— Begin —

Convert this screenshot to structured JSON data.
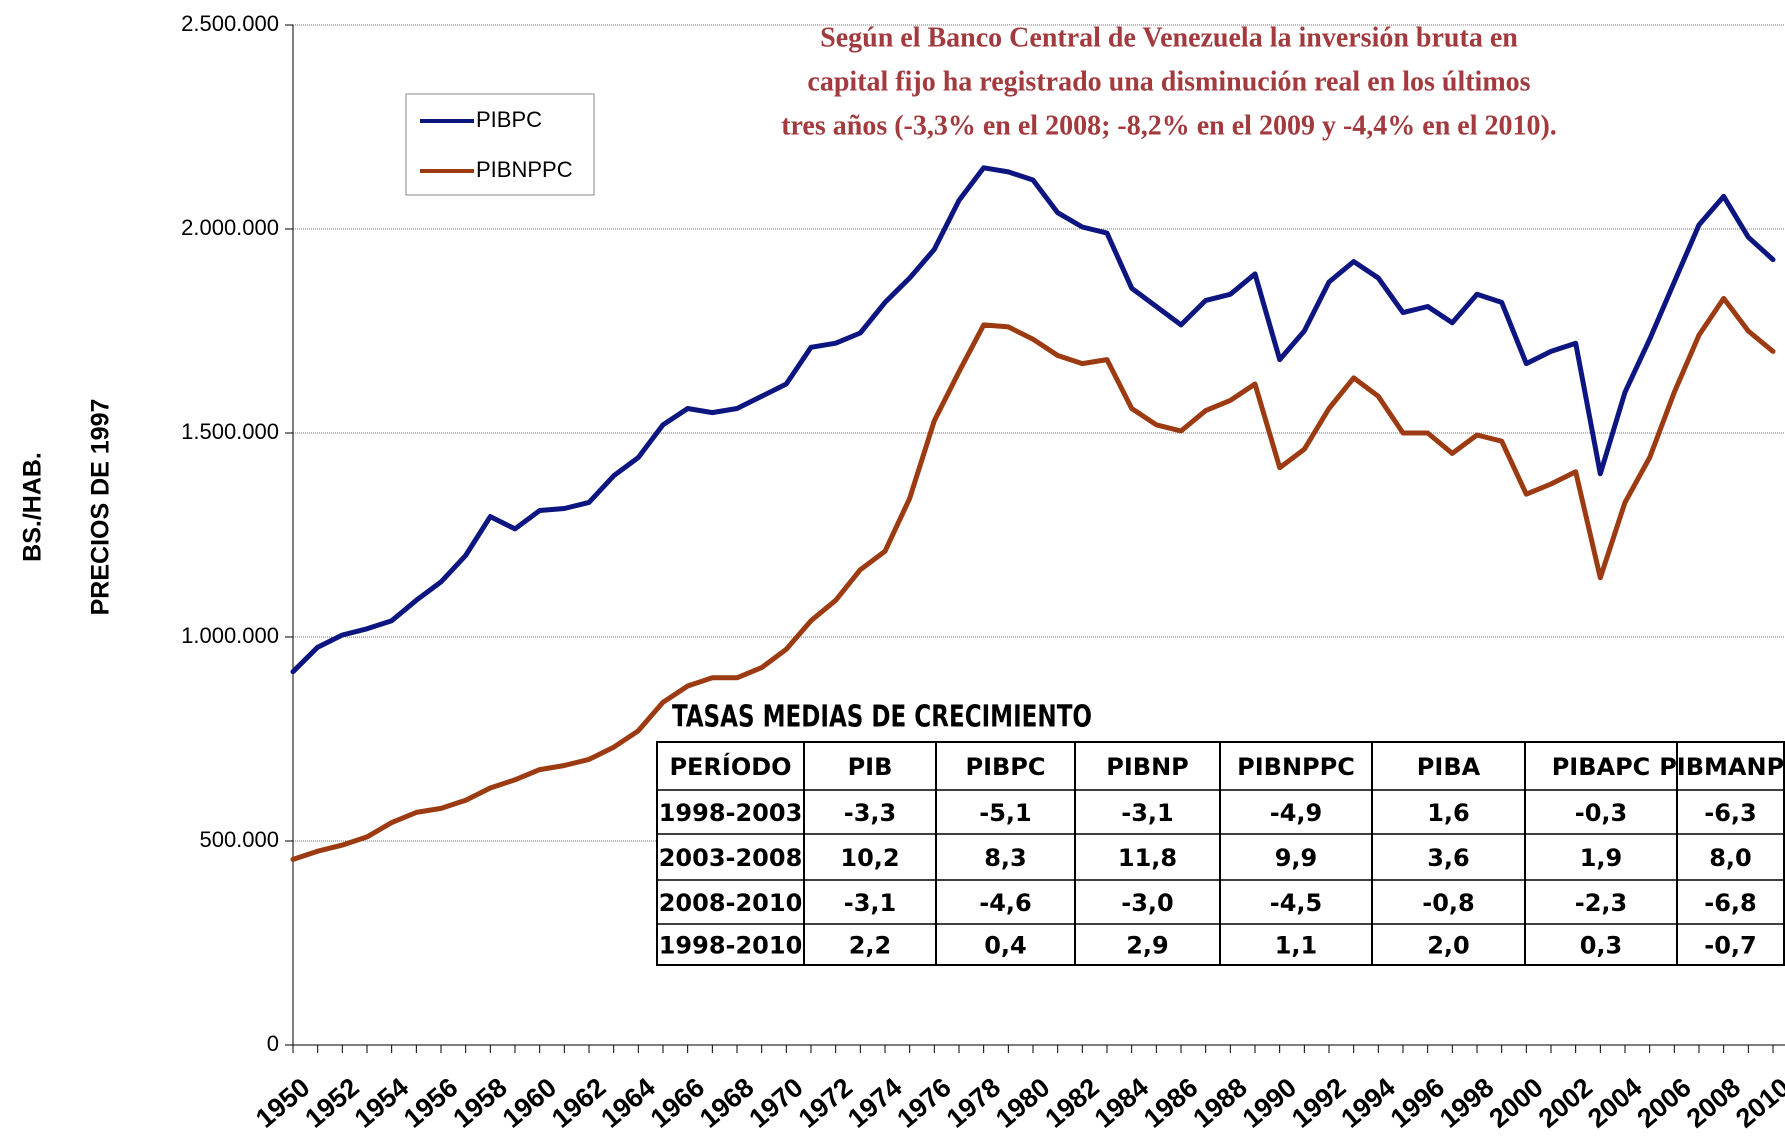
{
  "chart_data": {
    "type": "line",
    "annotation": [
      "Según el Banco Central de Venezuela la inversión bruta en",
      "capital fijo ha registrado una disminución real en los últimos",
      "tres años (-3,3% en el 2008; -8,2% en el 2009 y -4,4% en el 2010)."
    ],
    "y_labels": [
      "BS./HAB.",
      "PRECIOS DE 1997"
    ],
    "x": [
      1950,
      1951,
      1952,
      1953,
      1954,
      1955,
      1956,
      1957,
      1958,
      1959,
      1960,
      1961,
      1962,
      1963,
      1964,
      1965,
      1966,
      1967,
      1968,
      1969,
      1970,
      1971,
      1972,
      1973,
      1974,
      1975,
      1976,
      1977,
      1978,
      1979,
      1980,
      1981,
      1982,
      1983,
      1984,
      1985,
      1986,
      1987,
      1988,
      1989,
      1990,
      1991,
      1992,
      1993,
      1994,
      1995,
      1996,
      1997,
      1998,
      1999,
      2000,
      2001,
      2002,
      2003,
      2004,
      2005,
      2006,
      2007,
      2008,
      2009,
      2010
    ],
    "series": [
      {
        "name": "PIBPC",
        "color": "#0d1680",
        "values": [
          915000,
          975000,
          1005000,
          1020000,
          1040000,
          1090000,
          1135000,
          1200000,
          1295000,
          1265000,
          1310000,
          1315000,
          1330000,
          1395000,
          1440000,
          1520000,
          1560000,
          1550000,
          1560000,
          1590000,
          1620000,
          1710000,
          1720000,
          1745000,
          1820000,
          1880000,
          1950000,
          2070000,
          2150000,
          2140000,
          2120000,
          2040000,
          2005000,
          1990000,
          1855000,
          1810000,
          1765000,
          1825000,
          1840000,
          1890000,
          1680000,
          1750000,
          1870000,
          1920000,
          1880000,
          1795000,
          1810000,
          1770000,
          1840000,
          1820000,
          1670000,
          1700000,
          1720000,
          1400000,
          1600000,
          1730000,
          1870000,
          2010000,
          2080000,
          1980000,
          1925000
        ]
      },
      {
        "name": "PIBNPPC",
        "color": "#9c3a12",
        "values": [
          455000,
          475000,
          490000,
          510000,
          545000,
          570000,
          580000,
          600000,
          630000,
          650000,
          675000,
          685000,
          700000,
          730000,
          770000,
          840000,
          880000,
          900000,
          900000,
          925000,
          970000,
          1040000,
          1090000,
          1165000,
          1210000,
          1340000,
          1530000,
          1650000,
          1765000,
          1760000,
          1730000,
          1690000,
          1670000,
          1680000,
          1560000,
          1520000,
          1505000,
          1555000,
          1580000,
          1620000,
          1415000,
          1460000,
          1560000,
          1635000,
          1590000,
          1500000,
          1500000,
          1450000,
          1495000,
          1480000,
          1350000,
          1375000,
          1405000,
          1145000,
          1330000,
          1440000,
          1600000,
          1740000,
          1830000,
          1750000,
          1700000
        ]
      }
    ],
    "xlim": [
      1950,
      2010
    ],
    "xticks": [
      1950,
      1952,
      1954,
      1956,
      1958,
      1960,
      1962,
      1964,
      1966,
      1968,
      1970,
      1972,
      1974,
      1976,
      1978,
      1980,
      1982,
      1984,
      1986,
      1988,
      1990,
      1992,
      1994,
      1996,
      1998,
      2000,
      2002,
      2004,
      2006,
      2008,
      2010
    ],
    "ylim": [
      0,
      2500000
    ],
    "yticks": [
      0,
      {
        "value": 500000,
        "label": "500.000"
      },
      {
        "value": 1000000,
        "label": "1.000.000"
      },
      {
        "value": 1500000,
        "label": "1.500.000"
      },
      {
        "value": 2000000,
        "label": "2.000.000"
      },
      {
        "value": 2500000,
        "label": "2.500.000"
      }
    ],
    "grid": true
  },
  "table": {
    "title": "TASAS MEDIAS DE CRECIMIENTO",
    "headers": [
      "PERÍODO",
      "PIB",
      "PIBPC",
      "PIBNP",
      "PIBNPPC",
      "PIBA",
      "PIBAPC",
      "PIBMANPC"
    ],
    "rows": [
      [
        "1998-2003",
        "-3,3",
        "-5,1",
        "-3,1",
        "-4,9",
        "1,6",
        "-0,3",
        "-6,3"
      ],
      [
        "2003-2008",
        "10,2",
        "8,3",
        "11,8",
        "9,9",
        "3,6",
        "1,9",
        "8,0"
      ],
      [
        "2008-2010",
        "-3,1",
        "-4,6",
        "-3,0",
        "-4,5",
        "-0,8",
        "-2,3",
        "-6,8"
      ],
      [
        "1998-2010",
        "2,2",
        "0,4",
        "2,9",
        "1,1",
        "2,0",
        "0,3",
        "-0,7"
      ]
    ]
  }
}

— End —

• _Problem description_
Except for the pictures, copy the material above exactly.

• _Full response_
Convert this screenshot to structured JSON data.
{
  "chart_data": {
    "type": "line",
    "annotation": [
      "Según el Banco Central de Venezuela la inversión bruta en",
      "capital fijo ha registrado una disminución real en los últimos",
      "tres años (-3,3% en el 2008; -8,2% en el 2009 y -4,4% en el 2010)."
    ],
    "y_labels": [
      "BS./HAB.",
      "PRECIOS DE 1997"
    ],
    "x": [
      1950,
      1951,
      1952,
      1953,
      1954,
      1955,
      1956,
      1957,
      1958,
      1959,
      1960,
      1961,
      1962,
      1963,
      1964,
      1965,
      1966,
      1967,
      1968,
      1969,
      1970,
      1971,
      1972,
      1973,
      1974,
      1975,
      1976,
      1977,
      1978,
      1979,
      1980,
      1981,
      1982,
      1983,
      1984,
      1985,
      1986,
      1987,
      1988,
      1989,
      1990,
      1991,
      1992,
      1993,
      1994,
      1995,
      1996,
      1997,
      1998,
      1999,
      2000,
      2001,
      2002,
      2003,
      2004,
      2005,
      2006,
      2007,
      2008,
      2009,
      2010
    ],
    "series": [
      {
        "name": "PIBPC",
        "color": "#0d1680",
        "values": [
          915000,
          975000,
          1005000,
          1020000,
          1040000,
          1090000,
          1135000,
          1200000,
          1295000,
          1265000,
          1310000,
          1315000,
          1330000,
          1395000,
          1440000,
          1520000,
          1560000,
          1550000,
          1560000,
          1590000,
          1620000,
          1710000,
          1720000,
          1745000,
          1820000,
          1880000,
          1950000,
          2070000,
          2150000,
          2140000,
          2120000,
          2040000,
          2005000,
          1990000,
          1855000,
          1810000,
          1765000,
          1825000,
          1840000,
          1890000,
          1680000,
          1750000,
          1870000,
          1920000,
          1880000,
          1795000,
          1810000,
          1770000,
          1840000,
          1820000,
          1670000,
          1700000,
          1720000,
          1400000,
          1600000,
          1730000,
          1870000,
          2010000,
          2080000,
          1980000,
          1925000
        ]
      },
      {
        "name": "PIBNPPC",
        "color": "#9c3a12",
        "values": [
          455000,
          475000,
          490000,
          510000,
          545000,
          570000,
          580000,
          600000,
          630000,
          650000,
          675000,
          685000,
          700000,
          730000,
          770000,
          840000,
          880000,
          900000,
          900000,
          925000,
          970000,
          1040000,
          1090000,
          1165000,
          1210000,
          1340000,
          1530000,
          1650000,
          1765000,
          1760000,
          1730000,
          1690000,
          1670000,
          1680000,
          1560000,
          1520000,
          1505000,
          1555000,
          1580000,
          1620000,
          1415000,
          1460000,
          1560000,
          1635000,
          1590000,
          1500000,
          1500000,
          1450000,
          1495000,
          1480000,
          1350000,
          1375000,
          1405000,
          1145000,
          1330000,
          1440000,
          1600000,
          1740000,
          1830000,
          1750000,
          1700000
        ]
      }
    ],
    "xlim": [
      1950,
      2010
    ],
    "xticks": [
      1950,
      1952,
      1954,
      1956,
      1958,
      1960,
      1962,
      1964,
      1966,
      1968,
      1970,
      1972,
      1974,
      1976,
      1978,
      1980,
      1982,
      1984,
      1986,
      1988,
      1990,
      1992,
      1994,
      1996,
      1998,
      2000,
      2002,
      2004,
      2006,
      2008,
      2010
    ],
    "ylim": [
      0,
      2500000
    ],
    "yticks": [
      0,
      {
        "value": 500000,
        "label": "500.000"
      },
      {
        "value": 1000000,
        "label": "1.000.000"
      },
      {
        "value": 1500000,
        "label": "1.500.000"
      },
      {
        "value": 2000000,
        "label": "2.000.000"
      },
      {
        "value": 2500000,
        "label": "2.500.000"
      }
    ],
    "grid": true
  },
  "table": {
    "title": "TASAS MEDIAS DE CRECIMIENTO",
    "headers": [
      "PERÍODO",
      "PIB",
      "PIBPC",
      "PIBNP",
      "PIBNPPC",
      "PIBA",
      "PIBAPC",
      "PIBMANPC"
    ],
    "rows": [
      [
        "1998-2003",
        "-3,3",
        "-5,1",
        "-3,1",
        "-4,9",
        "1,6",
        "-0,3",
        "-6,3"
      ],
      [
        "2003-2008",
        "10,2",
        "8,3",
        "11,8",
        "9,9",
        "3,6",
        "1,9",
        "8,0"
      ],
      [
        "2008-2010",
        "-3,1",
        "-4,6",
        "-3,0",
        "-4,5",
        "-0,8",
        "-2,3",
        "-6,8"
      ],
      [
        "1998-2010",
        "2,2",
        "0,4",
        "2,9",
        "1,1",
        "2,0",
        "0,3",
        "-0,7"
      ]
    ]
  }
}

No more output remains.